Objective: Please copy everything from "In addition, our" down to "first half of 2002." in the wireless networking text below, word for word.

Text block:
— begin —

In addition, our Adaptive MultiRate technology, which is designed to reduce the cost of existing GSM network ownership for wireless service providers by increasing capacity and radio spectrum efficiency of existing GSM base station transceivers without adding new equipment, is currently expected to be in customer trials in the second half of 2002. We also currently anticipate that the enhanced version of our GSM base station controller, the GSM BSC e3, will be commercially available in the first half of 2002.

     Markets

     The original wireless communications networks were built using 1G analog technology. In the early 1990s, advanced 2G digital technology based systems, including TDMA, CDMA, and GSM, were introduced. Over the next couple of years, we expect most of the remaining analog wireless networks to migrate to digital technologies. Since the beginning of 2000, many wireless service providers have been upgrading their GSM and TDMA (2G) wireless networks to a higher speed technology called GPRS (2.5G). In the next few years, we anticipate that new network construction and network upgrades will focus on the evolution to UMTS 3G systems, the evolution path for GSM and GPRS networks, and to CDMA 3G (1xRTT) systems, the evolution path for CDMA networks. Wireless service providers operating TDMA networks are expected to choose either UMTS 3G or CDMA 3G (1xRTT) systems based on their business strategies.

     The global market for wireless networking equipment increased substantially from 1995 to 2000. However, in 2001, although our Wireless Networks revenues grew, growth in the global wireless networking market remained essentially flat. We believe that this was largely due to the weakening of global economic conditions and capital markets, and the decision of many wireless service providers to delay certain capital expenditures, given the high costs of 3G licences, particularly in Europe, and the significant decline in available financing. TDMA is a mature technology, and demand for TDMA networking equipment declined in 2001. Demand for GSM networking equipment is expected to decline over the next few years, even though GSM-based systems continue to represent more than half of the global market for wireless networking products. Demand for CDMA 2G (IS-95) technology is also expected to decline over the next few years. Our customers are wireless service providers, and their customers are the subscribers of wireless communications services. In 2001, we believe that global economic uncertainties, as well as high penetration rates in Europe, contributed to slower wireless subscriber growth. In addition, we expect that wireless subscriber growth rates for 2G technologies, including TDMA, CDMA 2G (IS-95), and GSM, to continue to slow in the future, given existing subscriber penetration rates and user migration to the newer 2.5G technologies (GPRS) and 3G technologies (CDMA 3G (1xRTT), and UMTS).

— end —

Collected material:

— begin —

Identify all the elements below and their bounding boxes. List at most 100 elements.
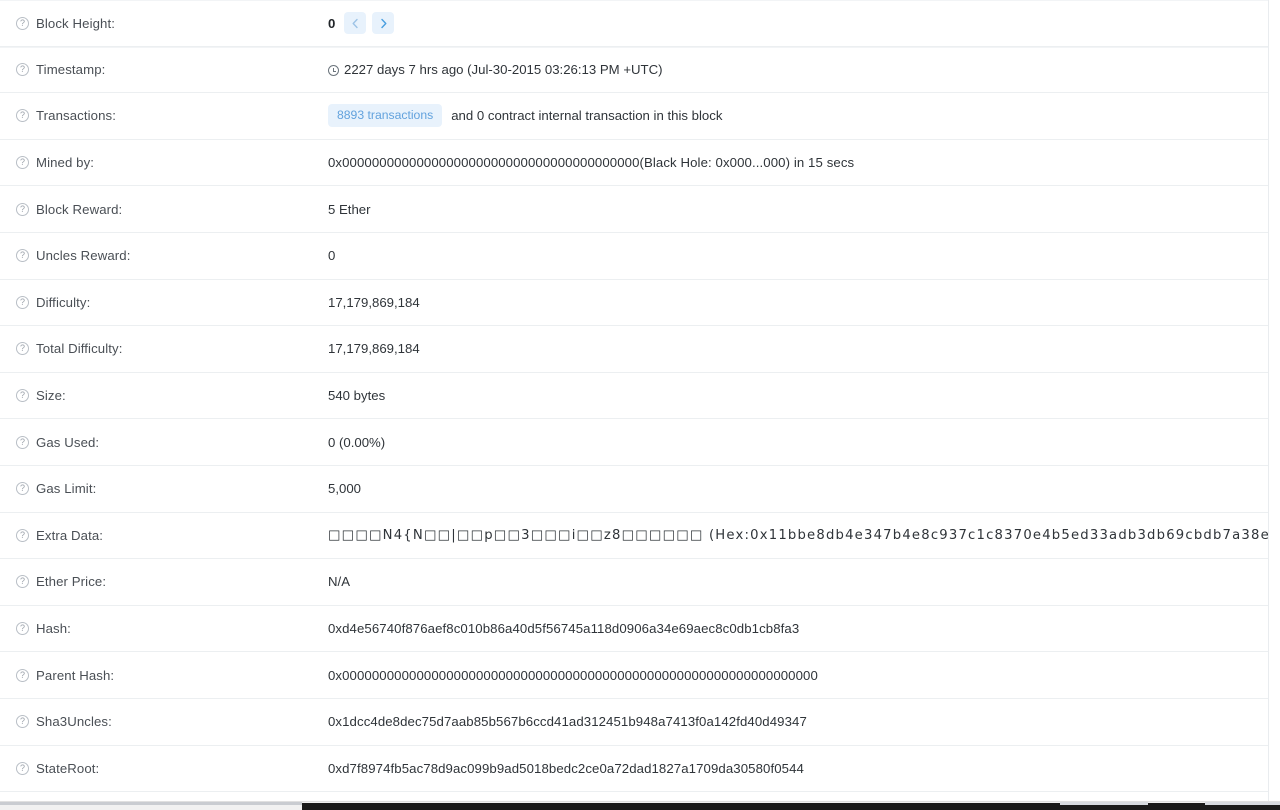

— end —

Result for this exercise:
In addition, our Adaptive MultiRate technology, which is designed to reduce the cost of existing GSM network ownership for wireless service providers by increasing capacity and radio spectrum efficiency of existing GSM base station transceivers without adding new equipment, is currently expected to be in customer trials in the second half of 2002. We also currently anticipate that the enhanced version of our GSM base station controller, the GSM BSC e3, will be commercially available in the first half of 2002.